● Exercise objective
Every line must be returned precisely as it is written.

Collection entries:

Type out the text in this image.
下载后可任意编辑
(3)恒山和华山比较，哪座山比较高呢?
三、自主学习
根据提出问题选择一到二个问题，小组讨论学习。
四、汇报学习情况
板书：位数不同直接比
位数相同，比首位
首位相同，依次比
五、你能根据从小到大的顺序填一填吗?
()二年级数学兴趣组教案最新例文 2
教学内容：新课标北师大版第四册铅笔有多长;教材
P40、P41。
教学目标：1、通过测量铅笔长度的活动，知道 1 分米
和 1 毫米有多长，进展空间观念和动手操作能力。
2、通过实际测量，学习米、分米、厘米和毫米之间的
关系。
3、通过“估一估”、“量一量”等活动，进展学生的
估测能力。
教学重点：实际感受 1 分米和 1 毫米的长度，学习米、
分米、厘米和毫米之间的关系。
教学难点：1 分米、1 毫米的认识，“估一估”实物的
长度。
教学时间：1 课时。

● Solved exercise
Type out the text in this image.
下载后可任意编辑
(3)恒山和华山比较，哪座山比较高呢?
三、自主学习
根据提出问题选择一到二个问题，小组讨论学习。
四、汇报学习情况
板书：位数不同直接比
位数相同，比首位
首位相同，依次比
五、你能根据从小到大的顺序填一填吗?
()二年级数学兴趣组教案最新例文 2
教学内容：新课标北师大版第四册铅笔有多长;教材
P40、P41。
教学目标：1、通过测量铅笔长度的活动，知道 1 分米
和 1 毫米有多长，进展空间观念和动手操作能力。
2、通过实际测量，学习米、分米、厘米和毫米之间的
关系。
3、通过“估一估”、“量一量”等活动，进展学生的
估测能力。
教学重点：实际感受 1 分米和 1 毫米的长度，学习米、
分米、厘米和毫米之间的关系。
教学难点：1 分米、1 毫米的认识，“估一估”实物的
长度。
教学时间：1 课时。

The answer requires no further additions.